• SHORT TASK:
Please pull out every line that includes the string "inputs".

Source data
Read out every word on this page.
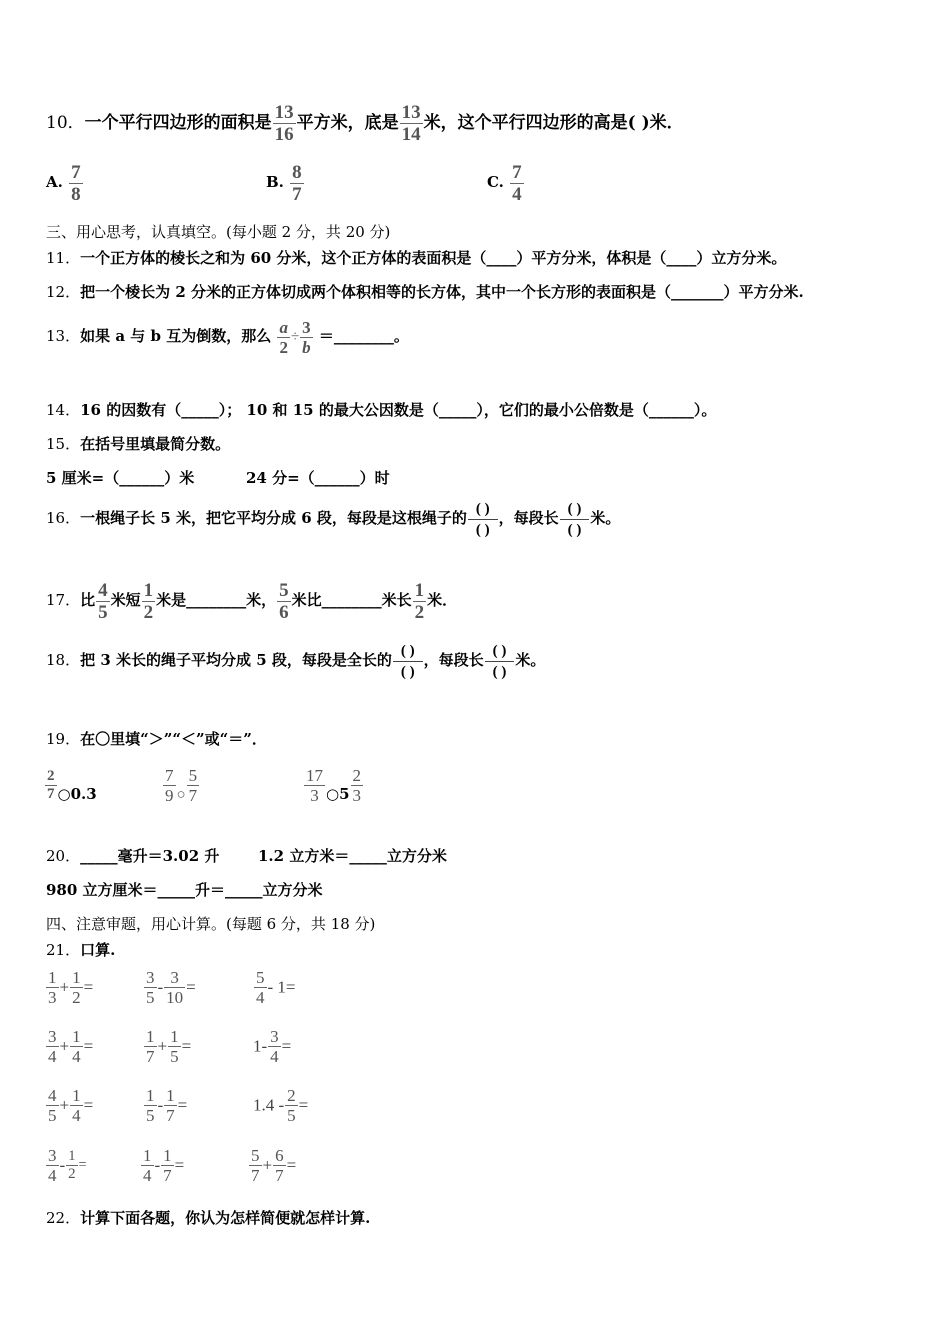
10．一个平行四边形的面积是 $\frac{13}{16}$ 平方米，底是 $\frac{13}{14}$ 米，这个平行四边形的高是( )米．
A. $\frac{7}{8}$	B. $\frac{8}{7}$	C. $\frac{7}{4}$
三、用心思考，认真填空。(每小题 2 分，共 20 分)
11．一个正方体的棱长之和为 60 分米，这个正方体的表面积是（____）平方分米，体积是（____）立方分米。
12．把一个棱长为 2 分米的正方体切成两个体积相等的长方体，其中一个长方形的表面积是（_______）平方分米.
13．如果 a 与 b 互为倒数，那么 $\frac{a}{2} \div \frac{3}{b}$ ＝________。
14．16 的因数有（_____）； 10 和 15 的最大公因数是（_____），它们的最小公倍数是（______）。
15．在括号里填最简分数。
5 厘米=（______）米	24 分=（______）时
16．一根绳子长 5 米，把它平均分成 6 段，每段是这根绳子的
( )
( )
，每段长
( )
( )
米。
17．比 $\frac{4}{5}$ 米短 $\frac{1}{2}$ 米是________米， $\frac{5}{6}$ 米比________米长 $\frac{1}{2}$ 米．
18．把 3 米长的绳子平均分成 5 段，每段是全长的
( )
( )
，每段长
( )
( )
米。
19．在〇里填“＞”“＜”或“＝”．
$\frac{2}{7}$ ○0.3	$\frac{7}{9}$ ○ $\frac{5}{7}$	$\frac{17}{3}$ ○5 $\frac{2}{3}$
20．_____毫升＝3.02 升	1.2 立方米＝_____立方分米
980 立方厘米＝_____升＝_____立方分米
四、注意审题，用心计算。(每题 6 分，共 18 分)
21．口算.
$\frac{1}{3} + \frac{1}{2}$ =	$\frac{3}{5} - \frac{3}{10}$ =	$\frac{5}{4} - 1=$
$\frac{3}{4} + \frac{1}{4}$ =	$\frac{1}{7} + \frac{1}{5}$ =	$1- \frac{3}{4}$ =
$\frac{4}{5} + \frac{1}{4}$ =	$\frac{1}{5} - \frac{1}{7}$ =	$1.4 - \frac{2}{5}$ =
$\frac{3}{4} - \frac{1}{2}$ =	$\frac{1}{4} - \frac{1}{7}$ =	$\frac{5}{7} + \frac{6}{7}$ =
22．计算下面各题，你认为怎样简便就怎样计算.
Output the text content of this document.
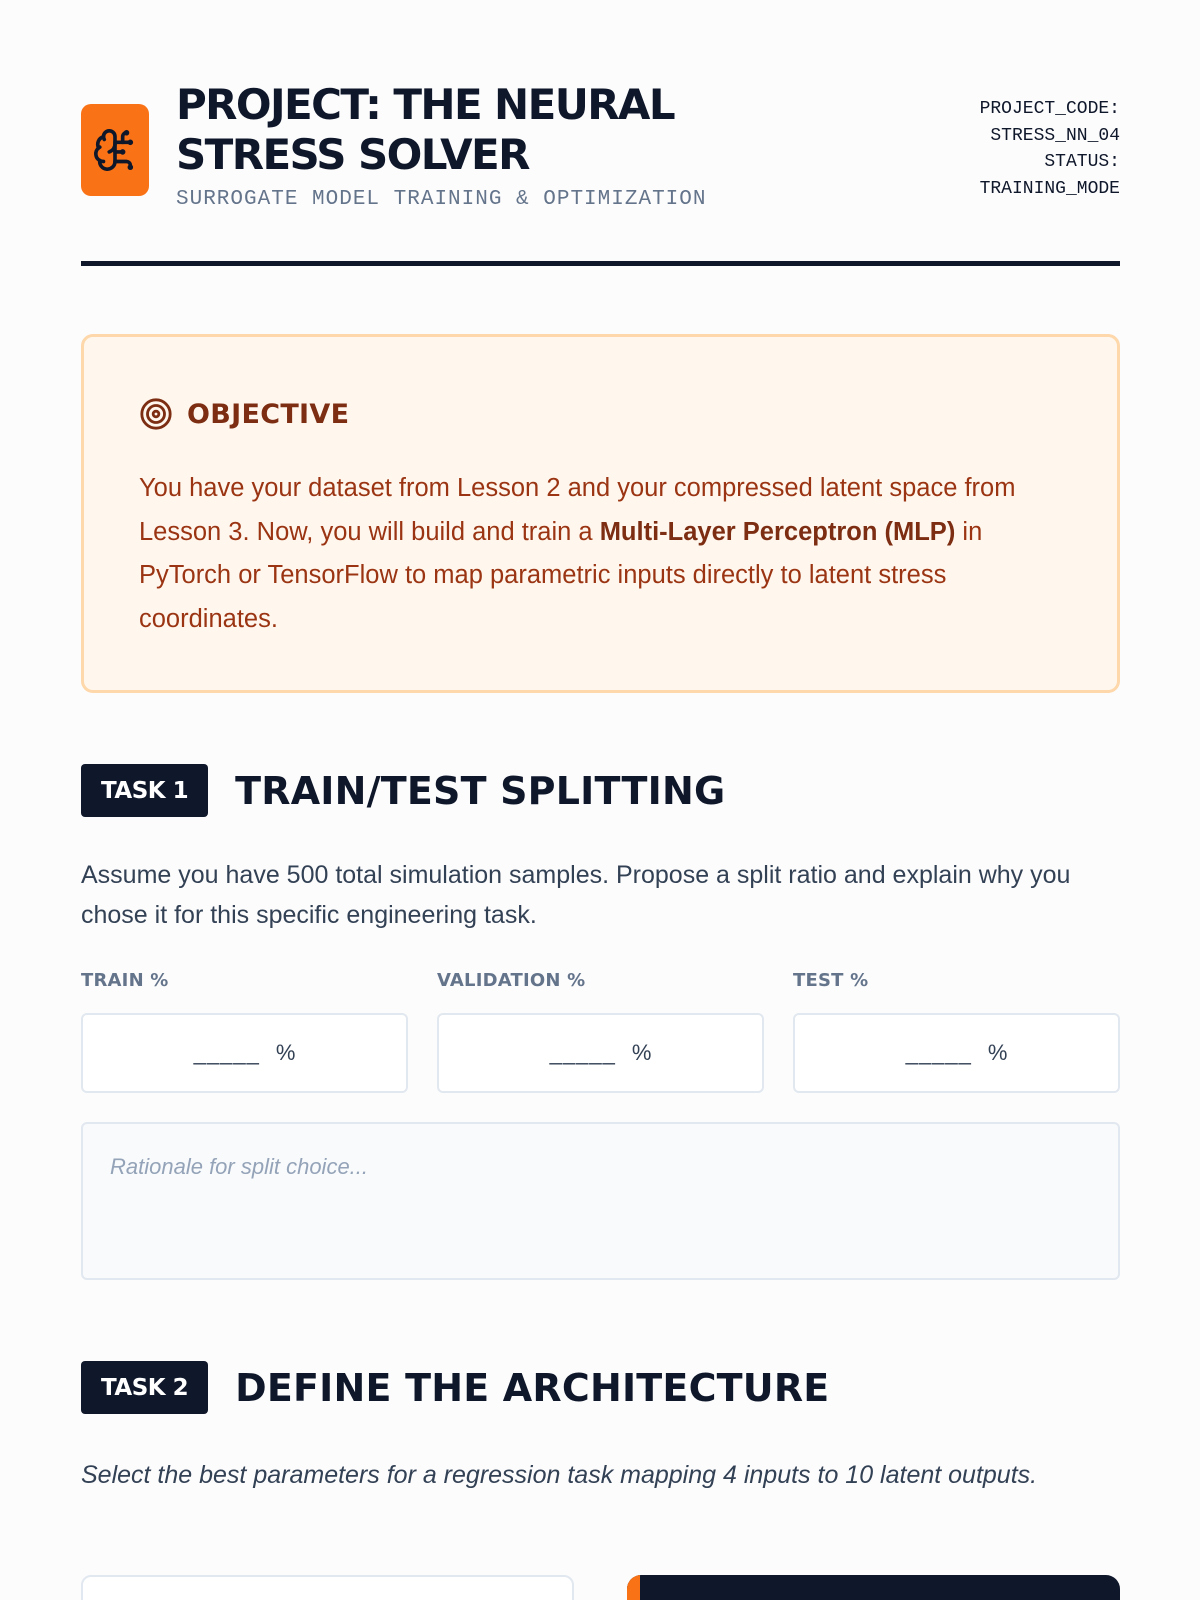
PROJECT: THE NEURAL STRESS SOLVER
SURROGATE MODEL TRAINING & OPTIMIZATION
PROJECT_CODE:
STRESS_NN_04
STATUS:
TRAINING_MODE
OBJECTIVE

You have your dataset from Lesson 2 and your compressed latent space from Lesson 3. Now, you will build and train a Multi-Layer Perceptron (MLP) in PyTorch or TensorFlow to map parametric inputs directly to latent stress coordinates.

TASK 1	TRAIN/TEST SPLITTING

Assume you have 500 total simulation samples. Propose a split ratio and explain why you chose it for this specific engineering task.

TRAIN %
_____ %
VALIDATION %
_____ %
TEST %
_____ %
Rationale for split choice...
TASK 2	DEFINE THE ARCHITECTURE

Select the best parameters for a regression task mapping 4 inputs to 10 latent outputs.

• WRITTEN ANSWER:
You have your dataset from Lesson 2 and your compressed latent space from Lesson 3. Now, you will build and train a Multi-Layer Perceptron (MLP) in PyTorch or TensorFlow to map parametric inputs directly to latent stress coordinates.
Select the best parameters for a regression task mapping 4 inputs to 10 latent outputs.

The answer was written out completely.